Input rows:
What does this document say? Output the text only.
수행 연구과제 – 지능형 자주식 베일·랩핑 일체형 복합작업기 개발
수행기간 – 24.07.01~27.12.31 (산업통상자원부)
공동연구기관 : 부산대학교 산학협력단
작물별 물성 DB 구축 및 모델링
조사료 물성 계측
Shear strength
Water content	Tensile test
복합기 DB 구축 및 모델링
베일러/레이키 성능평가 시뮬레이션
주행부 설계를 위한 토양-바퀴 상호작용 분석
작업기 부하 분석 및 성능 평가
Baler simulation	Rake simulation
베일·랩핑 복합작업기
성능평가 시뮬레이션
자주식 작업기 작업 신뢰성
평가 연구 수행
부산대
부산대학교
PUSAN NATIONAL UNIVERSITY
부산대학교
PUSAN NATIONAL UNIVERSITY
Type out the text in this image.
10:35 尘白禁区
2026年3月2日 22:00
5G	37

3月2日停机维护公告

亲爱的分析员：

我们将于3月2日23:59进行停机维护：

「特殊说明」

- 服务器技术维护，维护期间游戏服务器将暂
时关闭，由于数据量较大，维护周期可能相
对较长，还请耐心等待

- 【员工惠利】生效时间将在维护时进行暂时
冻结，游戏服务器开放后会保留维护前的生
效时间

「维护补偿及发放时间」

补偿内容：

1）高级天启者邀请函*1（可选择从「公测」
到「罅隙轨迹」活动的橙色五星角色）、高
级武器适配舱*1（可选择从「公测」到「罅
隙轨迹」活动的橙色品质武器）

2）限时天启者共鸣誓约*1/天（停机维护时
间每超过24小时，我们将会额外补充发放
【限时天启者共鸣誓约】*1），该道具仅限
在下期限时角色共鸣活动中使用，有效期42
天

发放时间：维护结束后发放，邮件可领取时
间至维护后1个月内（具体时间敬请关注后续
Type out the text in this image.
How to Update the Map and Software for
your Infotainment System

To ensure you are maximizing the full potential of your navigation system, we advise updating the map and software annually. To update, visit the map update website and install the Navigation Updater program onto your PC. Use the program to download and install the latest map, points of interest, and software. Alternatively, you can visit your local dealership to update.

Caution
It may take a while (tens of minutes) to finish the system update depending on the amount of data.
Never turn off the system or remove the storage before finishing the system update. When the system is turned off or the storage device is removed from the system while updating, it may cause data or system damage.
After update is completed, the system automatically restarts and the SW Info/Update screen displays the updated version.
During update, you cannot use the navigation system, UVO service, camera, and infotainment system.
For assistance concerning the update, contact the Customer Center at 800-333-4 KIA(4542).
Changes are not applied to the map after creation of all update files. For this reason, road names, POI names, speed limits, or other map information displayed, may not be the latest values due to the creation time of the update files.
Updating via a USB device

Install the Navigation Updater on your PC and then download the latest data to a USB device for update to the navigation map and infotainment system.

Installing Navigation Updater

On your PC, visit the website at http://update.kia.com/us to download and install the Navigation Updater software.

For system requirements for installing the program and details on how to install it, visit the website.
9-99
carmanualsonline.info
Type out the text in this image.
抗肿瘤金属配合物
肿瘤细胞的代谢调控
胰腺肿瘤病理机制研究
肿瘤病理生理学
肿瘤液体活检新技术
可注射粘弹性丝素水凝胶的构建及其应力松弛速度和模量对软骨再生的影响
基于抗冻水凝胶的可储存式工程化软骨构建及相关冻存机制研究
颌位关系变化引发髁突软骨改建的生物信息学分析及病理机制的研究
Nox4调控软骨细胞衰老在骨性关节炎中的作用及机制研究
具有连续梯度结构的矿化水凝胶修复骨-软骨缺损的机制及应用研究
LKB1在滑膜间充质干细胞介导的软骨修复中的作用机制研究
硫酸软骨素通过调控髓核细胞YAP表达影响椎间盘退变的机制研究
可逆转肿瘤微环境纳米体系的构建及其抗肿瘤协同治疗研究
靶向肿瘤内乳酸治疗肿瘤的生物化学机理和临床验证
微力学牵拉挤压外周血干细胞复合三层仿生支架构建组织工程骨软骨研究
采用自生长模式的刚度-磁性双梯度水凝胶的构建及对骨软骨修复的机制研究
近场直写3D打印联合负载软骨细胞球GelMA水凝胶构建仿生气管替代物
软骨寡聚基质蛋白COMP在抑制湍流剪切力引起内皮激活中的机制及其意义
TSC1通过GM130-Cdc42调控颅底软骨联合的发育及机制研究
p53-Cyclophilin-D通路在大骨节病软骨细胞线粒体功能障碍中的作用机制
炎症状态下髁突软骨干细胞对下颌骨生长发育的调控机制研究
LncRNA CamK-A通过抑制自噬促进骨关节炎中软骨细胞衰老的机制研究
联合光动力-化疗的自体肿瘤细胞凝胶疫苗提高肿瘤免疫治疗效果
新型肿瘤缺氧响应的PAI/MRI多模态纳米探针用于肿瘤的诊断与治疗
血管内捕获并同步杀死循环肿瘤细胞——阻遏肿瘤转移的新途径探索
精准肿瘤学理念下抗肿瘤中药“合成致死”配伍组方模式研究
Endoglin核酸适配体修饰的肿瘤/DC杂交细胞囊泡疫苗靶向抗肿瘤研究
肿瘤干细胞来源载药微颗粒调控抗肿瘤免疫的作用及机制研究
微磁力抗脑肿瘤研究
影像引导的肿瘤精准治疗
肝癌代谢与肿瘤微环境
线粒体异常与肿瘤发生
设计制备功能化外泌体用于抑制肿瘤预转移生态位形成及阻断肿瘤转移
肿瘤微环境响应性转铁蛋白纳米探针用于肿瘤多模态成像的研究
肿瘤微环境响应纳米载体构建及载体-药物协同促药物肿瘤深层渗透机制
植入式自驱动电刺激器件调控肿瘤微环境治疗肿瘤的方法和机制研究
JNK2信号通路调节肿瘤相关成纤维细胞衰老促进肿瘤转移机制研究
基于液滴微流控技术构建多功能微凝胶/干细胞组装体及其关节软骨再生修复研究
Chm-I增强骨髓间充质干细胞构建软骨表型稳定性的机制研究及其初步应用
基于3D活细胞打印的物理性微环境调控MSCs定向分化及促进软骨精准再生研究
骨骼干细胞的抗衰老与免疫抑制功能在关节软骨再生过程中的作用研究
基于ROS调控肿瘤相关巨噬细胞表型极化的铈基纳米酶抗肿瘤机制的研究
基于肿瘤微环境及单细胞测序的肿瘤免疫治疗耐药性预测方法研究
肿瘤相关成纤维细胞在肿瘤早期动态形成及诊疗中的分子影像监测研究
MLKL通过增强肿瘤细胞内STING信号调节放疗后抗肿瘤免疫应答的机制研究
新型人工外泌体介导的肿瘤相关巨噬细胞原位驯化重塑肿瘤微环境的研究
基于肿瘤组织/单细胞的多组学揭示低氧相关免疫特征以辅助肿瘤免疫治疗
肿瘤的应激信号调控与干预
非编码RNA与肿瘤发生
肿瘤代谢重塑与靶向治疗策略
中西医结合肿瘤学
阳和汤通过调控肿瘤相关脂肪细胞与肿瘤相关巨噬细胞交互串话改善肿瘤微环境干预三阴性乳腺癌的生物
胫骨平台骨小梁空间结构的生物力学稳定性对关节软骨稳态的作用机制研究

Aim:
Identify and list each line with the word "while".

Solution to this problem:
It may take a while (tens of minutes) to finish the system update depending on the amount of data.
Never turn off the system or remove the storage before finishing the system update. When the system is turned off or the storage device is removed from the system while updating, it may cause data or system damage.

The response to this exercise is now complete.